▶ _Stored records_:
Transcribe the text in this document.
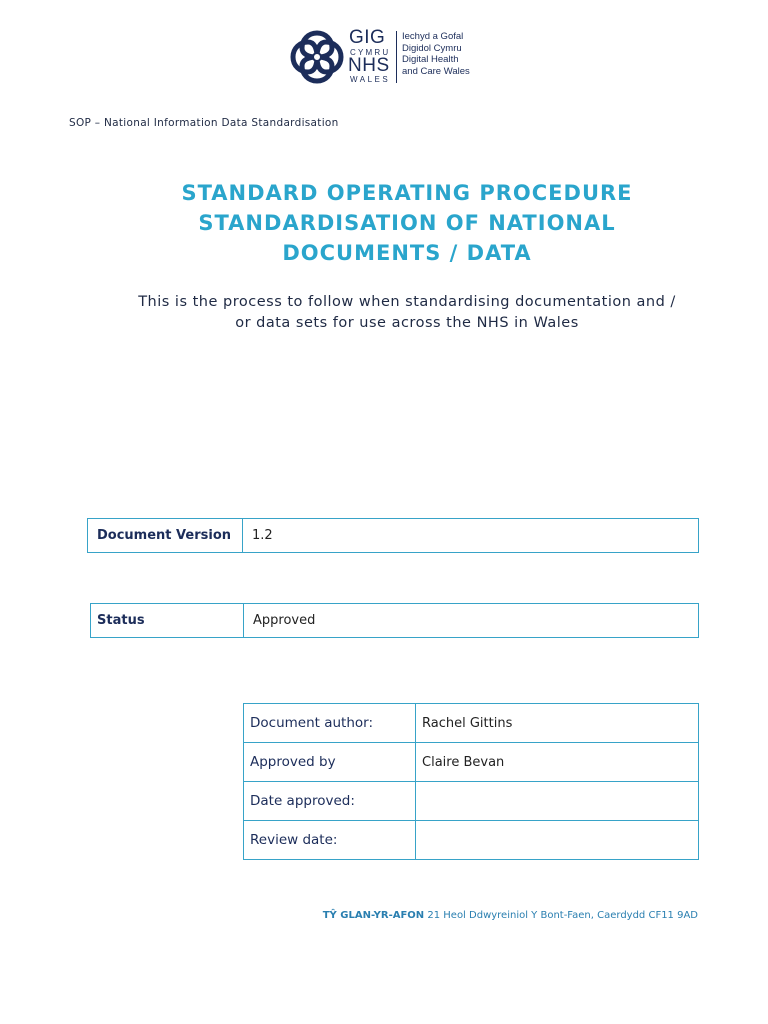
GIG
CYMRU
NHS
WALES
Iechyd a Gofal
Digidol Cymru
Digital Health
and Care Wales
SOP – National Information Data Standardisation
STANDARD OPERATING PROCEDURE
STANDARDISATION OF NATIONAL
DOCUMENTS / DATA
This is the process to follow when standardising documentation and /
or data sets for use across the NHS in Wales
Document Version	1.2
Status	Approved
Document author:	Rachel Gittins
Approved by	Claire Bevan
Date approved:	
Review date:	
TŶ GLAN-YR-AFON 21 Heol Ddwyreiniol Y Bont-Faen, Caerdydd CF11 9AD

▶ _REQUIREMENT_: Write every record out again exactly; no pictures belong in the copy.

▶ _RESPONSE TO THIS TASK_:
Transcribe the text in this document.
GIG
CYMRU
NHS
WALES
Iechyd a Gofal
Digidol Cymru
Digital Health
and Care Wales
SOP – National Information Data Standardisation
STANDARD OPERATING PROCEDURE
STANDARDISATION OF NATIONAL
DOCUMENTS / DATA
This is the process to follow when standardising documentation and /
or data sets for use across the NHS in Wales
Document Version	1.2
Status	Approved
Document author:	Rachel Gittins
Approved by	Claire Bevan
Date approved:	
Review date:	
TŶ GLAN-YR-AFON 21 Heol Ddwyreiniol Y Bont-Faen, Caerdydd CF11 9AD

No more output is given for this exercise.